Instructions to follow
Find and copy every line in the records that includes the string "JSON".

Record set
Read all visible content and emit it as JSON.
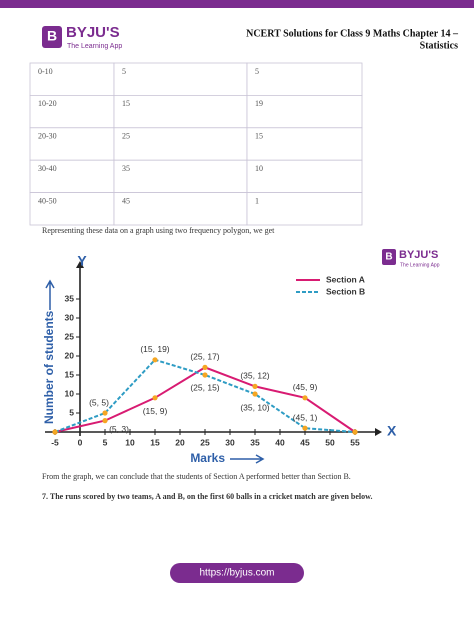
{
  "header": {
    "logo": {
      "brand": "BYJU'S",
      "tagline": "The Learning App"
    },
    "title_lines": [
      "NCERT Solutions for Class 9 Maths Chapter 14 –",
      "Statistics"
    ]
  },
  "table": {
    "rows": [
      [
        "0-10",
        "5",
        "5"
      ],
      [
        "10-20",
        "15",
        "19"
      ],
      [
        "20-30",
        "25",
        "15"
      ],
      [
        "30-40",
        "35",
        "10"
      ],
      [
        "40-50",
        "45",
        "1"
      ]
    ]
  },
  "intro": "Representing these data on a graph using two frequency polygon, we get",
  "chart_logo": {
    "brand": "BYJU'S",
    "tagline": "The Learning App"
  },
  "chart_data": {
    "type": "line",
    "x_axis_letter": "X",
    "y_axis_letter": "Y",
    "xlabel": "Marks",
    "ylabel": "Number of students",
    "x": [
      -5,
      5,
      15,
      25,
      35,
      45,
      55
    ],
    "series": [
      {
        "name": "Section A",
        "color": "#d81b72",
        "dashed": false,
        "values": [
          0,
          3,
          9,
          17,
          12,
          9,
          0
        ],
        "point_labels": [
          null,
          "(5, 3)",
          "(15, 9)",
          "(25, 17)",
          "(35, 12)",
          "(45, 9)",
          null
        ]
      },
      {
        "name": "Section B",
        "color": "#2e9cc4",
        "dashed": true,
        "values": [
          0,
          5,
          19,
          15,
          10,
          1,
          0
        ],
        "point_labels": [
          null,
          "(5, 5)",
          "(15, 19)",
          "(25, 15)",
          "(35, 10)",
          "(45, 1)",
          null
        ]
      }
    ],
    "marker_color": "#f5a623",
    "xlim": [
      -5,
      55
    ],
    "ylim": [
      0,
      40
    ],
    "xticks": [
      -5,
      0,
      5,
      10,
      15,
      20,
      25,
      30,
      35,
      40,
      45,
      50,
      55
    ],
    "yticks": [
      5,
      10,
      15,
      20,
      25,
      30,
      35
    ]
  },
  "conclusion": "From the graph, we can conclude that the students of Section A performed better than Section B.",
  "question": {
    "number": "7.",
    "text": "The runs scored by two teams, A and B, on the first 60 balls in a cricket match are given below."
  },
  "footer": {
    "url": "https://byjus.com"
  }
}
--
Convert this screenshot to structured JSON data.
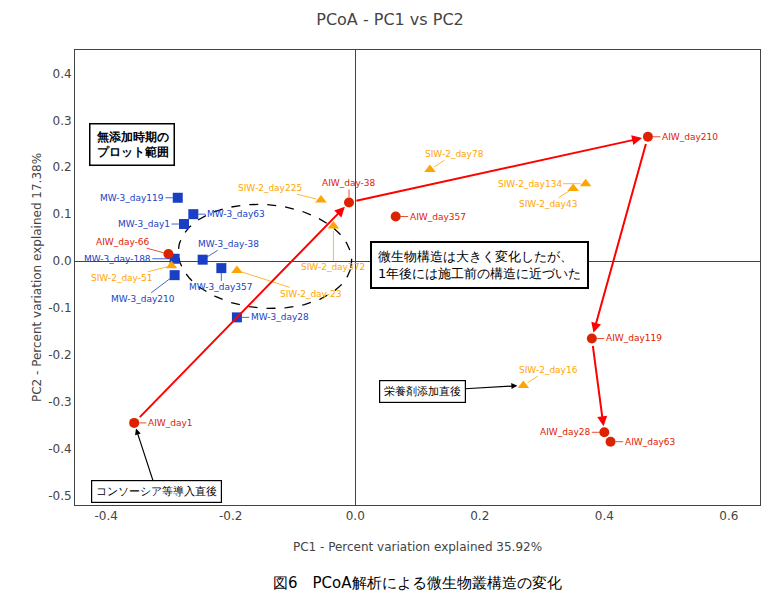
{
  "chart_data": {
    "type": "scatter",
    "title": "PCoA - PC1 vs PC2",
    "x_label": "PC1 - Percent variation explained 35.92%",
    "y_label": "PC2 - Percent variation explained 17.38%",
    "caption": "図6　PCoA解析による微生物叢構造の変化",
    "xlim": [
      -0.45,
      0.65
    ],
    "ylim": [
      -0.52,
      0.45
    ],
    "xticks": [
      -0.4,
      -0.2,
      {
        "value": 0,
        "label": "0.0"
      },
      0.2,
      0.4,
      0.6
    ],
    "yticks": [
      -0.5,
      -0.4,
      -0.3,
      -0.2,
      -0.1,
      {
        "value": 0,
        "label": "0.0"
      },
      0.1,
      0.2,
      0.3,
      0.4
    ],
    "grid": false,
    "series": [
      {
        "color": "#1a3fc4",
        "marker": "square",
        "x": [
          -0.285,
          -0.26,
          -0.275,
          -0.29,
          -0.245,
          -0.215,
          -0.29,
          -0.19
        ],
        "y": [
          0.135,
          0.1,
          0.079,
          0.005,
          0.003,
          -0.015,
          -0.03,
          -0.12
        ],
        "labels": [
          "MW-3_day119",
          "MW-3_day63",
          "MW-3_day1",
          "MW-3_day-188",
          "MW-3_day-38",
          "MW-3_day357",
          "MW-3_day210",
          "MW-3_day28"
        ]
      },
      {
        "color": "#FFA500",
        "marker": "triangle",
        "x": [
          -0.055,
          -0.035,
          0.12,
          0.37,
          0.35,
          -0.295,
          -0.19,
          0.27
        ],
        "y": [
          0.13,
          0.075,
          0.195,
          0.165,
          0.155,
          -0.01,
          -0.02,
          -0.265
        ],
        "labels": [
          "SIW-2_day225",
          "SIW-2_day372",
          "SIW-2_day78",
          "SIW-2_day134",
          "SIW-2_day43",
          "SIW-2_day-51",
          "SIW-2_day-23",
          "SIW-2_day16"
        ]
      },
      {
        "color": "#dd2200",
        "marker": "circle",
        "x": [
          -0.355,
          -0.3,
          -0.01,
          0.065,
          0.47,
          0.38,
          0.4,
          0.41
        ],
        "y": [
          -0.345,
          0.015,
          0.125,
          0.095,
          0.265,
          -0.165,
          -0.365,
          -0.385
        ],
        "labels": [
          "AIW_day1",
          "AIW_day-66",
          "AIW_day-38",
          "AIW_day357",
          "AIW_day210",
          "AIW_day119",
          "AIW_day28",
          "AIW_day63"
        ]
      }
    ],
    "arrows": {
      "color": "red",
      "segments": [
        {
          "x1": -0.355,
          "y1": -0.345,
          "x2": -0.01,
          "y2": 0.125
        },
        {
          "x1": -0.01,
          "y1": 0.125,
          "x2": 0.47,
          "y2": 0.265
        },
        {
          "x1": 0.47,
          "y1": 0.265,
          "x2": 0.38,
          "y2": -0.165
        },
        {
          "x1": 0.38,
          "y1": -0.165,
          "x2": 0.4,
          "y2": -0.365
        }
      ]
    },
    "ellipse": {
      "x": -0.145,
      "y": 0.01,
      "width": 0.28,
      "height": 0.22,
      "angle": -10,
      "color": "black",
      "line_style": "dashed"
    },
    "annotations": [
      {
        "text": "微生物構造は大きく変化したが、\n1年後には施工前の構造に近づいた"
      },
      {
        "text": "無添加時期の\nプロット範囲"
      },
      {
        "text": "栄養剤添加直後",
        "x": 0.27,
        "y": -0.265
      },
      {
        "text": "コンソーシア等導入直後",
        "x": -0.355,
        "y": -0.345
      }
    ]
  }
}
==
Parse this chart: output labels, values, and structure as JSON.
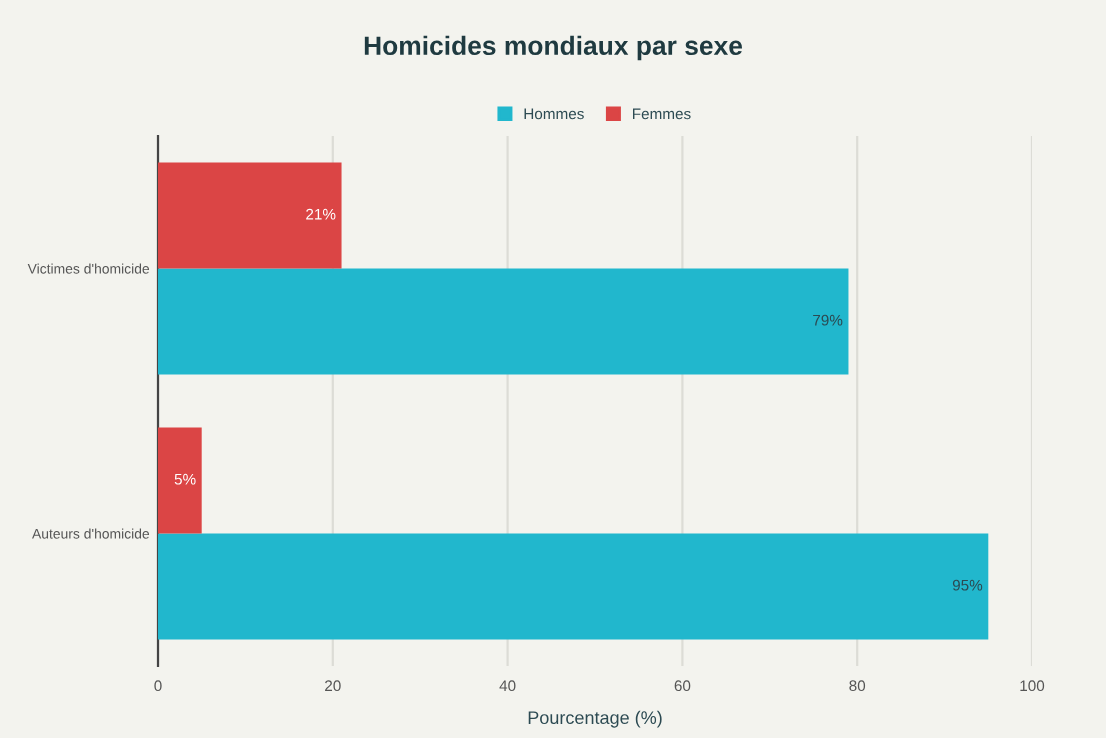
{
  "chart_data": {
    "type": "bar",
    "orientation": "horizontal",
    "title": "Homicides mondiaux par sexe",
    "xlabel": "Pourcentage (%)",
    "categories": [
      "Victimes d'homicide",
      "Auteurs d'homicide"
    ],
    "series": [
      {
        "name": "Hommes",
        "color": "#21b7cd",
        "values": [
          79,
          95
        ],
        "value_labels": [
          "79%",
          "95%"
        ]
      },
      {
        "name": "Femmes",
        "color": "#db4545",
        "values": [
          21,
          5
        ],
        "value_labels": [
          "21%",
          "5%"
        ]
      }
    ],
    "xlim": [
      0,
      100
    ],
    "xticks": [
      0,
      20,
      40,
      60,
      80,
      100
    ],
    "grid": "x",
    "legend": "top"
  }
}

Answer to this task
Read all visible content and emit it as JSON.
Convert this screenshot to structured JSON data.
Parse this chart: output labels, values, and structure as JSON.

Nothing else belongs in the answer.